-------- Data for the task

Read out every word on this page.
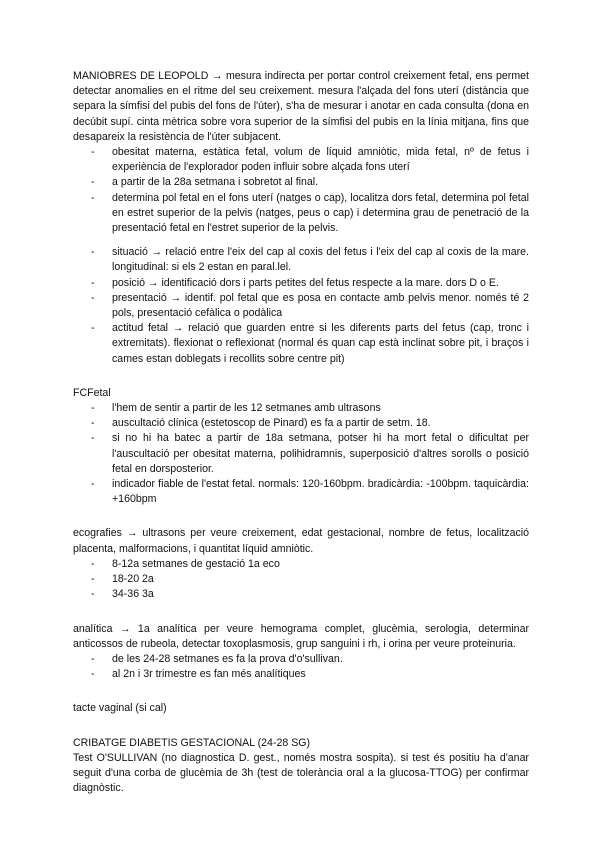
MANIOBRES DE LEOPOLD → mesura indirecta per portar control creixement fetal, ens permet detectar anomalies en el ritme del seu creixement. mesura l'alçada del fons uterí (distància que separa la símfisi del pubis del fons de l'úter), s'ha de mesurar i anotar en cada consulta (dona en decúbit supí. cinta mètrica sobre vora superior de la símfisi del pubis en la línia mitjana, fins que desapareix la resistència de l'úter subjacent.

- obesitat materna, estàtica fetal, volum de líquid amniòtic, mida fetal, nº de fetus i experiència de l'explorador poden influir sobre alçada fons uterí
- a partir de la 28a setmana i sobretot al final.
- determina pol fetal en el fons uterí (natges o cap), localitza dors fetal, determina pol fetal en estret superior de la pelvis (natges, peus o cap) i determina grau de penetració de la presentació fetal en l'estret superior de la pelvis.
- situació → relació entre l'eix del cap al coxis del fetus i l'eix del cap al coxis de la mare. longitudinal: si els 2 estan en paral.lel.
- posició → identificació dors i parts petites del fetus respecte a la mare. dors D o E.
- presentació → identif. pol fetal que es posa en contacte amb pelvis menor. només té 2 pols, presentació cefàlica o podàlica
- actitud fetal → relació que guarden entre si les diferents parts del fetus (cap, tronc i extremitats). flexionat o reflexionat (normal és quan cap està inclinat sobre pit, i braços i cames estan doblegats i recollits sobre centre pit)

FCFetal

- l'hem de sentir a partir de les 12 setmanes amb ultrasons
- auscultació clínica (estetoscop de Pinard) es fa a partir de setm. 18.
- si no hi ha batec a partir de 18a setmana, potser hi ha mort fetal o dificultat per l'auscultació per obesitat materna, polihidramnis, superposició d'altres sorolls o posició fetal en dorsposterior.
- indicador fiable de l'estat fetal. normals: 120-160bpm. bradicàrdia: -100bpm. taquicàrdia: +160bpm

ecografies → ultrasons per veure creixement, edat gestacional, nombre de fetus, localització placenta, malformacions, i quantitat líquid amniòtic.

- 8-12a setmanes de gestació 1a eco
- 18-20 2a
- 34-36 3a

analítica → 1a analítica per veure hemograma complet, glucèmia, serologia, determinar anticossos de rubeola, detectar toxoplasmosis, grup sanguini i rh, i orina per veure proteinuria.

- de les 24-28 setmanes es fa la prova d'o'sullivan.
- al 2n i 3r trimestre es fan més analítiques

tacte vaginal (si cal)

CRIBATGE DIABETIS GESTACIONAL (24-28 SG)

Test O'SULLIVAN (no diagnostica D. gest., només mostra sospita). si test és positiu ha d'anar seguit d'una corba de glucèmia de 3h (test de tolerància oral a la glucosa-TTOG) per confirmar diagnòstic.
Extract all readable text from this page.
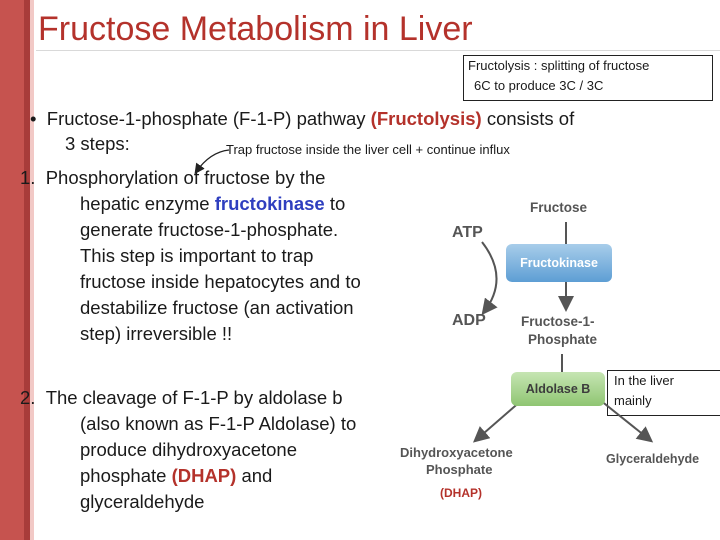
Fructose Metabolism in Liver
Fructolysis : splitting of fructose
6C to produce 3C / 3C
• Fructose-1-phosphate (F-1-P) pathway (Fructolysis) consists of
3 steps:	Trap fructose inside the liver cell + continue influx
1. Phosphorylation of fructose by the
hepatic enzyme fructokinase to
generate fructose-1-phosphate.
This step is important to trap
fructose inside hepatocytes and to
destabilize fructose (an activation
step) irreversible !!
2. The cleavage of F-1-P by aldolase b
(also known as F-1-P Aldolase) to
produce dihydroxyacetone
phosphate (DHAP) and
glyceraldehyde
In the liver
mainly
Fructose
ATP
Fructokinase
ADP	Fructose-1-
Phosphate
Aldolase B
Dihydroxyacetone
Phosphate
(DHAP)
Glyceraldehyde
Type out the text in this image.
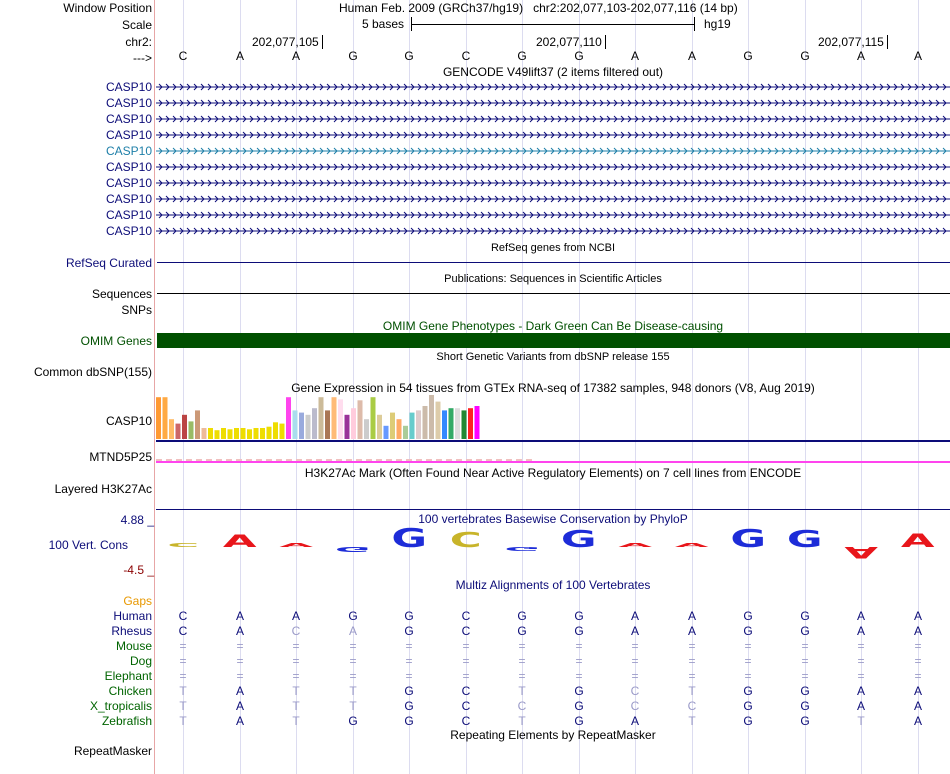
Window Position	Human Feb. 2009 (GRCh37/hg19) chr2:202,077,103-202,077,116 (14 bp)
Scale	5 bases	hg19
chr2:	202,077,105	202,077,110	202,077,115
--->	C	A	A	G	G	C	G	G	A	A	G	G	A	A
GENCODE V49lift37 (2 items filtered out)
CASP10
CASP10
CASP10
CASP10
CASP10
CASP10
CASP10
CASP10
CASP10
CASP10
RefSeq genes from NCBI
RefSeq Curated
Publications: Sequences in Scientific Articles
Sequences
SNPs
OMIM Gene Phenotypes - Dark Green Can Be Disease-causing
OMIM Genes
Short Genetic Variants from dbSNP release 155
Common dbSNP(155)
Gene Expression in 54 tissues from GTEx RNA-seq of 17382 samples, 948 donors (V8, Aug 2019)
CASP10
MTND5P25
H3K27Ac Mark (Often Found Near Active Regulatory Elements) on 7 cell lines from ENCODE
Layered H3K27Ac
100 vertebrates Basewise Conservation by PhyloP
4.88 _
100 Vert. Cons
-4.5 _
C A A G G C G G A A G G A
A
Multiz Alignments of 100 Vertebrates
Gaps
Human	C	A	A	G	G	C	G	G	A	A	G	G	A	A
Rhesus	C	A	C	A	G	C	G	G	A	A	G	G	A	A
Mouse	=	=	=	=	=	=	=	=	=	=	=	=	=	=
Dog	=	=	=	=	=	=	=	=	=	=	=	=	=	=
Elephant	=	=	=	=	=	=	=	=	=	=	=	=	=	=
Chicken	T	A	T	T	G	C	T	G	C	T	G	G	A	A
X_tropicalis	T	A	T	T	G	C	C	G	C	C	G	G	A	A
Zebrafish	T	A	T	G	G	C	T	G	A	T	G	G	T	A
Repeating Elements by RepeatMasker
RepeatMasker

----------------

Check each line of the entries, and copy the ones that contain "text".

▸ **Result for this exercise**:
Extract all readable text from this page.
Type out the text in this image.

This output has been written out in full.